§ What you will do
The records are to be restated in their entirety, word for word.
— Start of Available records —
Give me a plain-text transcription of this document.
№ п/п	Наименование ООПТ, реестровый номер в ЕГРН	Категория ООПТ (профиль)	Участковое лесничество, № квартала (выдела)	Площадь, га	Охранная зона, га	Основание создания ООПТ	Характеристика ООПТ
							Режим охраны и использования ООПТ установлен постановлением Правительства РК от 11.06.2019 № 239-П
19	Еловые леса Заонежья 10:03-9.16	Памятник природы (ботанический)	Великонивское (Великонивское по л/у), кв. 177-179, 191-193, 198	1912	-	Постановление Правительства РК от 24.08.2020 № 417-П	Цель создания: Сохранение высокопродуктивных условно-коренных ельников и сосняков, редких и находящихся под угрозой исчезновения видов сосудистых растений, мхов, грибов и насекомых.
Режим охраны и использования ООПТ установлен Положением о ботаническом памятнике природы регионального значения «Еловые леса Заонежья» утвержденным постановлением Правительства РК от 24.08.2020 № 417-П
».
— End of Available records —
§ Output of the exercise
Give me a plain-text transcription of this document.
№ п/п	Наименование ООПТ, реестровый номер в ЕГРН	Категория ООПТ (профиль)	Участковое лесничество, № квартала (выдела)	Площадь, га	Охранная зона, га	Основание создания ООПТ	Характеристика ООПТ
							Режим охраны и использования ООПТ установлен постановлением Правительства РК от 11.06.2019 № 239-П
19	Еловые леса Заонежья 10:03-9.16	Памятник природы (ботанический)	Великонивское (Великонивское по л/у), кв. 177-179, 191-193, 198	1912	-	Постановление Правительства РК от 24.08.2020 № 417-П	Цель создания: Сохранение высокопродуктивных условно-коренных ельников и сосняков, редких и находящихся под угрозой исчезновения видов сосудистых растений, мхов, грибов и насекомых.
Режим охраны и использования ООПТ установлен Положением о ботаническом памятнике природы регионального значения «Еловые леса Заонежья» утвержденным постановлением Правительства РК от 24.08.2020 № 417-П
».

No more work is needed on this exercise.